• What to do
Within the material below, find each line bearing the word "based" and present it.

• Stored items from a collection
--- Begin ---

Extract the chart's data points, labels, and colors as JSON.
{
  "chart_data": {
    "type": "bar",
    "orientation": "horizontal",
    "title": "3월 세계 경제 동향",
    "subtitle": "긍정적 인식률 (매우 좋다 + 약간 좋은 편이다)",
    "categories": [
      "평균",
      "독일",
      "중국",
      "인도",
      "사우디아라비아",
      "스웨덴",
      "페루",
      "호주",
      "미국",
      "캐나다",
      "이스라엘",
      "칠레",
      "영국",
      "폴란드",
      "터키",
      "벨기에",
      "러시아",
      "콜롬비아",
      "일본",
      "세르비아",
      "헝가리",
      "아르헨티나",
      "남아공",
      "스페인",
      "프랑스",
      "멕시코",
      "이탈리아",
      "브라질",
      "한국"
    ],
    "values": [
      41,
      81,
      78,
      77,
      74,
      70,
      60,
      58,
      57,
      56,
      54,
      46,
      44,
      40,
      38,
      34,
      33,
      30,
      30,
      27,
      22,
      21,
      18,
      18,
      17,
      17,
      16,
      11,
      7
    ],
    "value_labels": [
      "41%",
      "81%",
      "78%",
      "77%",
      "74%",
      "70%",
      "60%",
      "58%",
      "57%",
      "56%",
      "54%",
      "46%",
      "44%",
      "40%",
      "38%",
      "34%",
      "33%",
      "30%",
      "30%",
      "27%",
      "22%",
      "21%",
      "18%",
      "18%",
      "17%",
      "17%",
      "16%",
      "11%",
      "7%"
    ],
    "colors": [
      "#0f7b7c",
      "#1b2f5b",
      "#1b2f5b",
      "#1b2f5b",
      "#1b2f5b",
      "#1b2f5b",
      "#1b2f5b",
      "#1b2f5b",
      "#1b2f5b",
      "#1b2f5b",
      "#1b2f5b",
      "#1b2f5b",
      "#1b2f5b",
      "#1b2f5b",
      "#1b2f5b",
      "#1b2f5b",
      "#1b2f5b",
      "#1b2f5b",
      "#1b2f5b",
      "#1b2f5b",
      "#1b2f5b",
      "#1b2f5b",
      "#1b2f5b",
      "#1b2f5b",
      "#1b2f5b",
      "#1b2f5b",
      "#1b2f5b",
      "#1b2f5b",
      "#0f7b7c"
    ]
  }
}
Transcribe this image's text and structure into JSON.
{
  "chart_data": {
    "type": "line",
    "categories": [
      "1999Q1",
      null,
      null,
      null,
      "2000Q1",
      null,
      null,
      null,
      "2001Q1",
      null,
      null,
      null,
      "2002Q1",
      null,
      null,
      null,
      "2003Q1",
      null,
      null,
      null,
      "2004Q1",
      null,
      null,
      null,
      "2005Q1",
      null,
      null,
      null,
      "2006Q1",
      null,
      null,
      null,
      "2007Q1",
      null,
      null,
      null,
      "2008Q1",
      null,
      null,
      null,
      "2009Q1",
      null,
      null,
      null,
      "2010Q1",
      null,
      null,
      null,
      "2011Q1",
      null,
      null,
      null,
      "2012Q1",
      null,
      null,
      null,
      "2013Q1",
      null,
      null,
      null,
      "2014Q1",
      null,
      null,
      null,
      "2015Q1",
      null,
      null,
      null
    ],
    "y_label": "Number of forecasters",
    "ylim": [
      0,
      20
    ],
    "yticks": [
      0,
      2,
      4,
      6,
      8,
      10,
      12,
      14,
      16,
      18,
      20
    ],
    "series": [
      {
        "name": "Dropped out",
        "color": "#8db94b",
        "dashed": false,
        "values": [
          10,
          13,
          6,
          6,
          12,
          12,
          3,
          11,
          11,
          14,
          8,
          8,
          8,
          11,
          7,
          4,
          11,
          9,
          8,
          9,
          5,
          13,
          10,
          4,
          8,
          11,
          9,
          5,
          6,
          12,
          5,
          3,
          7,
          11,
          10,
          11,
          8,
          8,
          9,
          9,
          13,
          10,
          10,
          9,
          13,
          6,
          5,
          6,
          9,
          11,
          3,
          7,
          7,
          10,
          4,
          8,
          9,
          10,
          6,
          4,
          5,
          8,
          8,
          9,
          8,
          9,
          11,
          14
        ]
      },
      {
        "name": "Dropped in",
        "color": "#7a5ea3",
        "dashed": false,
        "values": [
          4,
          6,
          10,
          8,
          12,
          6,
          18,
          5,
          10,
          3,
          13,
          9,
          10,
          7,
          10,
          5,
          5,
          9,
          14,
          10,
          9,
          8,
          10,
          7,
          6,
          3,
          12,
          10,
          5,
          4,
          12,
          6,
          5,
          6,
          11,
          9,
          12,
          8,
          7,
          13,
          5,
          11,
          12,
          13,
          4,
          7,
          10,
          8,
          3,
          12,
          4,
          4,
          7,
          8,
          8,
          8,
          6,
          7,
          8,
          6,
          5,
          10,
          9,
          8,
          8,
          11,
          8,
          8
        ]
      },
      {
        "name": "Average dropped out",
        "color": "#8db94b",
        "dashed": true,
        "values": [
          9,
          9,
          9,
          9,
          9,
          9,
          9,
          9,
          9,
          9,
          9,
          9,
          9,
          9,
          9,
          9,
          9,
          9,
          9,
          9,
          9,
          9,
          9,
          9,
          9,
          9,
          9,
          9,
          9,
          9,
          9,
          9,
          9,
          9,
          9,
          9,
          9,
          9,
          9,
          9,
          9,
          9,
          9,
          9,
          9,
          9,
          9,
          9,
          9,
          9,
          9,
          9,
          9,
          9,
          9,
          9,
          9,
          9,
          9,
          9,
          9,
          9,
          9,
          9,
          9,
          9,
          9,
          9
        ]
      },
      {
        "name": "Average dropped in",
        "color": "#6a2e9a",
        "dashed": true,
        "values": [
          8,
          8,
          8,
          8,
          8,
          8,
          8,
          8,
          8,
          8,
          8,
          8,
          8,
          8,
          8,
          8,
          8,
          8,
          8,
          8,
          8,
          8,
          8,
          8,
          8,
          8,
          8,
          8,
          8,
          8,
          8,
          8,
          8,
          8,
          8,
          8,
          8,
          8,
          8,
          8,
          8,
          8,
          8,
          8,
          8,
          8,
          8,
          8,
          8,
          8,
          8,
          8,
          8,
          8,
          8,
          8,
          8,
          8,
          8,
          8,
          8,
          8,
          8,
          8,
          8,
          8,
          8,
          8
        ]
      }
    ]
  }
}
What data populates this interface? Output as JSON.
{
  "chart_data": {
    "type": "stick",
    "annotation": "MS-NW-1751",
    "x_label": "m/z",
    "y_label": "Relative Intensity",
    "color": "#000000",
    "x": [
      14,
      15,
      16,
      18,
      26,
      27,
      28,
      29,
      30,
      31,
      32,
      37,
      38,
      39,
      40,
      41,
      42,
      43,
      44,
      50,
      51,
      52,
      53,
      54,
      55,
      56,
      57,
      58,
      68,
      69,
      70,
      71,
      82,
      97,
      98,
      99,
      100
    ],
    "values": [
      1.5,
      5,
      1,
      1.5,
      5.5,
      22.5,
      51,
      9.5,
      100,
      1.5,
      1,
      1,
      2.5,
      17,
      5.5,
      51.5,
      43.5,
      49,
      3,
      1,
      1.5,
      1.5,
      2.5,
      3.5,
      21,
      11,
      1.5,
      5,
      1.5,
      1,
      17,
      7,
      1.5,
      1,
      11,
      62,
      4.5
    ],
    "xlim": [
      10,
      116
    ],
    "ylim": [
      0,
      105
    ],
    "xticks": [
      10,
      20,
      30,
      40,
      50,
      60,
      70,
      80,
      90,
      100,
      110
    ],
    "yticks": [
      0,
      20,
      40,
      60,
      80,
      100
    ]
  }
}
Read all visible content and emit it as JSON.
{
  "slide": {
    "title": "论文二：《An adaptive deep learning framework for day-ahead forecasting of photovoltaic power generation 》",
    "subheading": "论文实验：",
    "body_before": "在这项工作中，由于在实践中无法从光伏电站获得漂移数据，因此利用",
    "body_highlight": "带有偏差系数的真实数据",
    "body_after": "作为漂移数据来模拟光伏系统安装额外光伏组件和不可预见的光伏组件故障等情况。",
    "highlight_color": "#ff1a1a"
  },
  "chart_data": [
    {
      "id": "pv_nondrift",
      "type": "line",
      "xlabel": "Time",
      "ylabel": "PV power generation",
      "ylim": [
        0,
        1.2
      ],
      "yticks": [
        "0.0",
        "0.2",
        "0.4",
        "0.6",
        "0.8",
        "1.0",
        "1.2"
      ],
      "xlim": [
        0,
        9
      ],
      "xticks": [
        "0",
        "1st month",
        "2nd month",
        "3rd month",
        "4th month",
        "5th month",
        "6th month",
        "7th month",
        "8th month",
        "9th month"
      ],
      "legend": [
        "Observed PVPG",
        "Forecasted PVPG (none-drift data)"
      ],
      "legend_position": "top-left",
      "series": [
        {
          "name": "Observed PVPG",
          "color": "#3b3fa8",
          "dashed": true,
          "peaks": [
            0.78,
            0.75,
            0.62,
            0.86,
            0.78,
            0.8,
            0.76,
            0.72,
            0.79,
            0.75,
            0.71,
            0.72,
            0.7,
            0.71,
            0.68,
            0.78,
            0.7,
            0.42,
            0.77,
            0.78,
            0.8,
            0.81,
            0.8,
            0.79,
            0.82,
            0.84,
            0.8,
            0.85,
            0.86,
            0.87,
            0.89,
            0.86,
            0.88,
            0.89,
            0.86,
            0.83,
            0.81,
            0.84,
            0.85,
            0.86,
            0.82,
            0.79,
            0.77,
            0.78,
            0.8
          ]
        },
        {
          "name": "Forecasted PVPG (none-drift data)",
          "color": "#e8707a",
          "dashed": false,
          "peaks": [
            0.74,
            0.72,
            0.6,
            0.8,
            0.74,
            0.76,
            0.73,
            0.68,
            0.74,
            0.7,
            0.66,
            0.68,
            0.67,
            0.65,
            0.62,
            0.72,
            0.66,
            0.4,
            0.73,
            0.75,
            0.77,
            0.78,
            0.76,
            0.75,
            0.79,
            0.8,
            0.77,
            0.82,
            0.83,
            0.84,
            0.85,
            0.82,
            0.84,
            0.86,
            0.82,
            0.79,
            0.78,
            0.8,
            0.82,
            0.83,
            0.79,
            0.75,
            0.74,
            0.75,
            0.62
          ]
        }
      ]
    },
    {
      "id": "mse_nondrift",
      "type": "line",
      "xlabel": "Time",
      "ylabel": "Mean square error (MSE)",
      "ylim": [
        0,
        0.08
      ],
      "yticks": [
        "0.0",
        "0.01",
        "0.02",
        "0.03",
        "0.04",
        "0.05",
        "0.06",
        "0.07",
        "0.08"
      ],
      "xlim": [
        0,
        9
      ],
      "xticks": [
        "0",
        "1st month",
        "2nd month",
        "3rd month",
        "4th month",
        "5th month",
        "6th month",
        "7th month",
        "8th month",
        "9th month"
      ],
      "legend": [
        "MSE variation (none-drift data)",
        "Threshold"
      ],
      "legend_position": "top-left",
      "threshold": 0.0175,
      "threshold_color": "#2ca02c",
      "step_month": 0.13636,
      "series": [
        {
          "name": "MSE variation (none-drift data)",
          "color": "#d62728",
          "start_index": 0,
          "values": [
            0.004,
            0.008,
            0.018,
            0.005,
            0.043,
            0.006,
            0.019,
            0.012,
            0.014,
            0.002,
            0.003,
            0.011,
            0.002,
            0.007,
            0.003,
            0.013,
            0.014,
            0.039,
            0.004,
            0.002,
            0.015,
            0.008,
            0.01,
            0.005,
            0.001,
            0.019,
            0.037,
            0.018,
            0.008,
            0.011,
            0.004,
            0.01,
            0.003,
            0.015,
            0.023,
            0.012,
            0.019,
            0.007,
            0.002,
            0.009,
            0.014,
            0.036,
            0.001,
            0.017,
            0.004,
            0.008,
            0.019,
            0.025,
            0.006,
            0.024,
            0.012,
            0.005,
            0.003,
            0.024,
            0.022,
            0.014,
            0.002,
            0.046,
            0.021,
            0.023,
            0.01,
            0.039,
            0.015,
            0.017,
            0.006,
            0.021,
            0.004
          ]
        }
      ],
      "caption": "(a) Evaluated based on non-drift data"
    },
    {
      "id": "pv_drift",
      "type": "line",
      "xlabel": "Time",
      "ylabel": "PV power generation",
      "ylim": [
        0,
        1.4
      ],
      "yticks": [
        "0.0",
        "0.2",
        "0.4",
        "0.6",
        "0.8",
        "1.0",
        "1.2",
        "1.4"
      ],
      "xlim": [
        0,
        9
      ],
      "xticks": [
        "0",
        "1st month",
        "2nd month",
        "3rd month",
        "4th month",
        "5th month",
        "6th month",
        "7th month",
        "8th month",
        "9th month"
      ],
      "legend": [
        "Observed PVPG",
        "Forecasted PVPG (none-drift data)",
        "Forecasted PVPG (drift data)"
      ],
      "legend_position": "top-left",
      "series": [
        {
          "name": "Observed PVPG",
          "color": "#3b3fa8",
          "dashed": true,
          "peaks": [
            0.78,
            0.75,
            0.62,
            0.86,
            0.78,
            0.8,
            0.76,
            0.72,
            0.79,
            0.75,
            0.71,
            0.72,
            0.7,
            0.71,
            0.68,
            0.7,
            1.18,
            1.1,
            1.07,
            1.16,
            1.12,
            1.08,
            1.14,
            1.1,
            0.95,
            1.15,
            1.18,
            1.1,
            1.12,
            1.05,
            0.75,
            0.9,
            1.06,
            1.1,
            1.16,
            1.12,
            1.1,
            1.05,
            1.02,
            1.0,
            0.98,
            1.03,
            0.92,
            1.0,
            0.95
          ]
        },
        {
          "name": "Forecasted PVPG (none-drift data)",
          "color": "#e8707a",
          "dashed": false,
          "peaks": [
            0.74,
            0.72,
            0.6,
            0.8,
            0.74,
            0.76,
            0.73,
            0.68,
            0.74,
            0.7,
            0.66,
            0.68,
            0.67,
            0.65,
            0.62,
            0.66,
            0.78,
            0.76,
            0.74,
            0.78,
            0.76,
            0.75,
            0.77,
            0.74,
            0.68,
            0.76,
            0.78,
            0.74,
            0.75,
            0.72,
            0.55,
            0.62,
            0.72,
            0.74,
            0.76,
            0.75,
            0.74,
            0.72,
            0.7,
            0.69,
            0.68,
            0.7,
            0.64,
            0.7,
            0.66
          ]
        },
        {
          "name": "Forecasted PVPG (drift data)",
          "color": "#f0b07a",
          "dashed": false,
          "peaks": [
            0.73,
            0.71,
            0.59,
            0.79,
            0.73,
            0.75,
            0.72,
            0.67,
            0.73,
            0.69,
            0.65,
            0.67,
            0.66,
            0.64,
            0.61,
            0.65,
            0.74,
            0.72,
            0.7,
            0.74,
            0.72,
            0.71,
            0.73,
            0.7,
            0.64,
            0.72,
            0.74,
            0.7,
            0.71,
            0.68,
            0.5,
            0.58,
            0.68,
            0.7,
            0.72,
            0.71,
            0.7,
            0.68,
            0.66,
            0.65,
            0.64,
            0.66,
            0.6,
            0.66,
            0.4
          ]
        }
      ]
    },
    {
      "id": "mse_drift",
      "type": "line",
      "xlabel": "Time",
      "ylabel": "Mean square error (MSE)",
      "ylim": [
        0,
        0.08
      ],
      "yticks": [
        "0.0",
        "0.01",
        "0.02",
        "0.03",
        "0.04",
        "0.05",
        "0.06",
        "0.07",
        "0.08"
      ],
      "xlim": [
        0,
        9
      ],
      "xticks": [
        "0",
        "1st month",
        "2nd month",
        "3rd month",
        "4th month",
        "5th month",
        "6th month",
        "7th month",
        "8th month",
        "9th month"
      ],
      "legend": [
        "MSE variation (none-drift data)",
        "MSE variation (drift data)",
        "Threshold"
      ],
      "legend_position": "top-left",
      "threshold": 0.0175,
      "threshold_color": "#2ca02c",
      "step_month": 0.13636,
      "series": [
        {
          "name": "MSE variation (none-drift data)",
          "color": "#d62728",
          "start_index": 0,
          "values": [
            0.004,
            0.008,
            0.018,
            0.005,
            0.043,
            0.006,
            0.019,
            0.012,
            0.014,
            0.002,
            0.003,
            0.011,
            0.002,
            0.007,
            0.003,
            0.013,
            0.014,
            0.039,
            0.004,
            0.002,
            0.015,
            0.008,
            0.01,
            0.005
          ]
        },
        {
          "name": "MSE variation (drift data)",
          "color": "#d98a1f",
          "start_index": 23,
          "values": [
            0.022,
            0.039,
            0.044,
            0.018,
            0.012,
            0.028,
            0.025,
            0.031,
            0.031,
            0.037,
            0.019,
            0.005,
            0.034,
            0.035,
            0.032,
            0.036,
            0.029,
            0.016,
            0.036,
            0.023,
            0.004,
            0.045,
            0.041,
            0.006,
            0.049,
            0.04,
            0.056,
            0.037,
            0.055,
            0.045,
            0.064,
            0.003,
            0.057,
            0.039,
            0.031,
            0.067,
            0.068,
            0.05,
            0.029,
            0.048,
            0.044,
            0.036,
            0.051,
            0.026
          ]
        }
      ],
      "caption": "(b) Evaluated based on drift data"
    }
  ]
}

--- End ---

• Result below
      "caption": "(a) Evaluated based on non-drift data"
      "caption": "(b) Evaluated based on drift data"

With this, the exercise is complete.